**YOUR OBJECTIVE:** Extract every line of the material that holds the string "gray".

(A run of records)
►

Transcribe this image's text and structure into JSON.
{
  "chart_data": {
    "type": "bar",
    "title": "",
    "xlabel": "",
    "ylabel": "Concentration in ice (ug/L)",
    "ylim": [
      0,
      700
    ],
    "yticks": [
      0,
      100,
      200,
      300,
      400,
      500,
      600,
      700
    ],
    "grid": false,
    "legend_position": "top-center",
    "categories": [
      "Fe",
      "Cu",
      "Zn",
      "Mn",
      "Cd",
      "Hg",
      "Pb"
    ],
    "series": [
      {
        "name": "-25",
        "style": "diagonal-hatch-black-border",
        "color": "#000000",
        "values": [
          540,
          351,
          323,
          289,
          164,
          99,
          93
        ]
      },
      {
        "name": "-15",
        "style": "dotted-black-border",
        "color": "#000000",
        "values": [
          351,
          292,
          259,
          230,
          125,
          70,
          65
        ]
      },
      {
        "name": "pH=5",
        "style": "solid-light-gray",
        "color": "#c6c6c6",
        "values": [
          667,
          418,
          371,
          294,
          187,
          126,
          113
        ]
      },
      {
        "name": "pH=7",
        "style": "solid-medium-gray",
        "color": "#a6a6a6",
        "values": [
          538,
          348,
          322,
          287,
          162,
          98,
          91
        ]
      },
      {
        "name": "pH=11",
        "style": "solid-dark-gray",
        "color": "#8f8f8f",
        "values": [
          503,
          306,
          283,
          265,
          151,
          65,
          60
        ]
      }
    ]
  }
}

◄
►

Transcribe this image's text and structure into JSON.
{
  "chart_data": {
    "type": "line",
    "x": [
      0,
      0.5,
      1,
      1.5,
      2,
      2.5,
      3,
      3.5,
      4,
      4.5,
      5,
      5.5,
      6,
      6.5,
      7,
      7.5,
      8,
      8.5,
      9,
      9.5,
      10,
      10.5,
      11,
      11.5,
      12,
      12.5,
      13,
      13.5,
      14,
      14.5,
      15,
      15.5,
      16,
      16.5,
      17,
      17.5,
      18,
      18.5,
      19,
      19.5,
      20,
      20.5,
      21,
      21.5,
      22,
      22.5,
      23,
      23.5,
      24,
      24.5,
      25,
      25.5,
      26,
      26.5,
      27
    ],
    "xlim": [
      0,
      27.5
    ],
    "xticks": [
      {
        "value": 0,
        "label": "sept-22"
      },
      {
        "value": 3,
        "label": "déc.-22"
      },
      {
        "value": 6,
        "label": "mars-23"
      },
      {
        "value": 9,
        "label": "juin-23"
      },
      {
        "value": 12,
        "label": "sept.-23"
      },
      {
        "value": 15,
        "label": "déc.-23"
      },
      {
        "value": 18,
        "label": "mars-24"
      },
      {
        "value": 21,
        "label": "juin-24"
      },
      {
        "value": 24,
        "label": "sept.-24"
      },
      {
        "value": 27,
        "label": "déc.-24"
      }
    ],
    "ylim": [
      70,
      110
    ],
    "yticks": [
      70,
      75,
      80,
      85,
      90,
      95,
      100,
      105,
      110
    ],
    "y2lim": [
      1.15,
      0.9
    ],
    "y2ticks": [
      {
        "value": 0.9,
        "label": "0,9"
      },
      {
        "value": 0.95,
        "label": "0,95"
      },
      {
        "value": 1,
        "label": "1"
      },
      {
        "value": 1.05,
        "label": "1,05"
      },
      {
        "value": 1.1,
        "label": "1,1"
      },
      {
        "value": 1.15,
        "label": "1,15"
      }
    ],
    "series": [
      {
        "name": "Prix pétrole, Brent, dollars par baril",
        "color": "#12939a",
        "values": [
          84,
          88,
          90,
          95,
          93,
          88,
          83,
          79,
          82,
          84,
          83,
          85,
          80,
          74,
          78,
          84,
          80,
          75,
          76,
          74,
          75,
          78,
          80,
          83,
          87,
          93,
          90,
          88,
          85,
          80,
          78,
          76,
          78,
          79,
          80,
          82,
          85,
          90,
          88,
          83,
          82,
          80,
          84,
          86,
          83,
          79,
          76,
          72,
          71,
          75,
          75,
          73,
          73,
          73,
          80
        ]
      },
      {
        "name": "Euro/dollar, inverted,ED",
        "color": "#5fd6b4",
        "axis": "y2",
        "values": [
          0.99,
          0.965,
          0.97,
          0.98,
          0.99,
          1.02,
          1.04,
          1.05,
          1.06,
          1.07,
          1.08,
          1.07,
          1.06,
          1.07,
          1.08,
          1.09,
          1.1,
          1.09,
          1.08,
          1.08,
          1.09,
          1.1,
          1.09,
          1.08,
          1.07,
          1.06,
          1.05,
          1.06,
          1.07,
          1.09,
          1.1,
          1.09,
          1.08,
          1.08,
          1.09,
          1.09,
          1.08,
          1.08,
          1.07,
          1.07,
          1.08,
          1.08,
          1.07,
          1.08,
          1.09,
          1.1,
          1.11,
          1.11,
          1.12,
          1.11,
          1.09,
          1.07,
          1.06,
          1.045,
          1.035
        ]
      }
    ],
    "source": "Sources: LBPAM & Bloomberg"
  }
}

◄
►

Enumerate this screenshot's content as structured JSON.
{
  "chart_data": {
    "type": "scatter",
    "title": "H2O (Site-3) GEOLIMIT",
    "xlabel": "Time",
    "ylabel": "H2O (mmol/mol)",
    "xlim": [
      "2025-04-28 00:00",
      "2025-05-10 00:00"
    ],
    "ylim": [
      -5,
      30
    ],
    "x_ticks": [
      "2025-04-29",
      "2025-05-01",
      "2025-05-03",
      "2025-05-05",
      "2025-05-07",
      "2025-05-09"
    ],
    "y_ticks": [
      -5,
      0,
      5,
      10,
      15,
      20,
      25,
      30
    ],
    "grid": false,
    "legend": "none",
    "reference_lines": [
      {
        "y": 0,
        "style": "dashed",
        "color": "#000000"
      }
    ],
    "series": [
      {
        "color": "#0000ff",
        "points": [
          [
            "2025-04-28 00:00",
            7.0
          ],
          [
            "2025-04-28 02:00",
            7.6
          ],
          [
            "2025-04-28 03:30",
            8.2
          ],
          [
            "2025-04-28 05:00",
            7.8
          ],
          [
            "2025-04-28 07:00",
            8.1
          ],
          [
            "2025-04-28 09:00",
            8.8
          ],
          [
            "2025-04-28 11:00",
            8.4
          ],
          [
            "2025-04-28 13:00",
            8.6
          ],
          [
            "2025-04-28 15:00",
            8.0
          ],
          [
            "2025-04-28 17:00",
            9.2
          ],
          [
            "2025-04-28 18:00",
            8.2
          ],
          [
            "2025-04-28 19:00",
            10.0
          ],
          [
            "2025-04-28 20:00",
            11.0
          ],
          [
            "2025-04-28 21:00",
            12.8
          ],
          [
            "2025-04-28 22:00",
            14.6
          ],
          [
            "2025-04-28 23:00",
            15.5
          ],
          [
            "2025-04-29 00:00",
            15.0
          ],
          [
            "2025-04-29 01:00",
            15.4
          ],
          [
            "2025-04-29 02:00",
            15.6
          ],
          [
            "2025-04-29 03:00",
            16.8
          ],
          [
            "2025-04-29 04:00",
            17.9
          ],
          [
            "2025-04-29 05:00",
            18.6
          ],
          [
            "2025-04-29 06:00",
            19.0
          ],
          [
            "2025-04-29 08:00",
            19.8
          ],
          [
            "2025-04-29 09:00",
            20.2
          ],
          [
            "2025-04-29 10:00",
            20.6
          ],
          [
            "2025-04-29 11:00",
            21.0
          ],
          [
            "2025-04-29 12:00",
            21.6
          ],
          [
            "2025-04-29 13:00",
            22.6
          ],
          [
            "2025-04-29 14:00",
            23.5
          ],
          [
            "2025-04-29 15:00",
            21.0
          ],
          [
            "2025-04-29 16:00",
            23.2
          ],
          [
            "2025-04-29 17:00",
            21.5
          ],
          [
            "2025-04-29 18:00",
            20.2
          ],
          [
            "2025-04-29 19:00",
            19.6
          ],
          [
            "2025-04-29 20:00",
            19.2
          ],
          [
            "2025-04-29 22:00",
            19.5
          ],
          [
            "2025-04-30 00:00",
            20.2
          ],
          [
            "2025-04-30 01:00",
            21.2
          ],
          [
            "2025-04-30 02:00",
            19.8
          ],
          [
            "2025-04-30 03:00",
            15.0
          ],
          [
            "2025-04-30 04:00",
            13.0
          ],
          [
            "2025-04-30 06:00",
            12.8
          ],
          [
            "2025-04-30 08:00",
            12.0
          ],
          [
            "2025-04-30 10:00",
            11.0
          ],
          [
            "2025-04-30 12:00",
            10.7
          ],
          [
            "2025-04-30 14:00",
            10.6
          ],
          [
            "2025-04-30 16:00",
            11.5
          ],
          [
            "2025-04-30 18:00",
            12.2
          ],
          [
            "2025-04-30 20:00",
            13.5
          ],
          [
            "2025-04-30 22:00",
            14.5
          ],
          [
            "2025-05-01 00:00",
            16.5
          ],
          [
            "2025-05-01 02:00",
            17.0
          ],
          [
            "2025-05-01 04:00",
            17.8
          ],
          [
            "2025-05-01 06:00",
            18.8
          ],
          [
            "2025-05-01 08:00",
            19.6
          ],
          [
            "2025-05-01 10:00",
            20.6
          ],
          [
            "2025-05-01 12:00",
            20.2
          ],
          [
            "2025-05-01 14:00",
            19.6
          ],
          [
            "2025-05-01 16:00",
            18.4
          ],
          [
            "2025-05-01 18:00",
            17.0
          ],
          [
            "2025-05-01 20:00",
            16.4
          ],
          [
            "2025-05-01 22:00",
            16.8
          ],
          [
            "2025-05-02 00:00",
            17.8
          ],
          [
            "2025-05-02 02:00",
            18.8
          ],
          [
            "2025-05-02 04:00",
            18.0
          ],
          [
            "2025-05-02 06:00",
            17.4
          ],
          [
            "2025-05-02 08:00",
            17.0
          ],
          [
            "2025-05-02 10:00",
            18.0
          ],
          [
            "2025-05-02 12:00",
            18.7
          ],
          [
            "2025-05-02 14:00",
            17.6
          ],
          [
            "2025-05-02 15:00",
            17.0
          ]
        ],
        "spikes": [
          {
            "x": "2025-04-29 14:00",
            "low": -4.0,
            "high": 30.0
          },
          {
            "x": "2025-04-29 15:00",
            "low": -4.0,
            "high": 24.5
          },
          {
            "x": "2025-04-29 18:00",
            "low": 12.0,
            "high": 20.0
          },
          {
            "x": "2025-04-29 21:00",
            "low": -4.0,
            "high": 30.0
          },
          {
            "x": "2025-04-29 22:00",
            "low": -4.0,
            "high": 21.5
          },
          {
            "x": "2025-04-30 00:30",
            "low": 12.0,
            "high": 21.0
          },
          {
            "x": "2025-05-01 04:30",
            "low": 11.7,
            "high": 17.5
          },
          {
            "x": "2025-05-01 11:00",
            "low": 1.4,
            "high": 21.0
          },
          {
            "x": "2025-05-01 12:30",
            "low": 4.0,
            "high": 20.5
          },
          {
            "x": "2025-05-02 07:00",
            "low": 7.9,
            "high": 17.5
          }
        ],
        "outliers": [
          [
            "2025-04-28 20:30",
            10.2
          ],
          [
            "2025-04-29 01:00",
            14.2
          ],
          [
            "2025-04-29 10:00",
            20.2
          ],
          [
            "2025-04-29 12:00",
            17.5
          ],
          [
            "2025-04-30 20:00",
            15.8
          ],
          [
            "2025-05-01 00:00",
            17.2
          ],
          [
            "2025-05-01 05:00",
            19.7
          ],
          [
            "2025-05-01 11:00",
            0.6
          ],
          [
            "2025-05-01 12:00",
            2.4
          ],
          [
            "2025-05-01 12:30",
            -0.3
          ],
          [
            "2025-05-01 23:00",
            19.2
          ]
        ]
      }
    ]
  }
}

◄

**RESPONSE:**
        "style": "solid-light-gray",
        "style": "solid-medium-gray",
        "style": "solid-dark-gray",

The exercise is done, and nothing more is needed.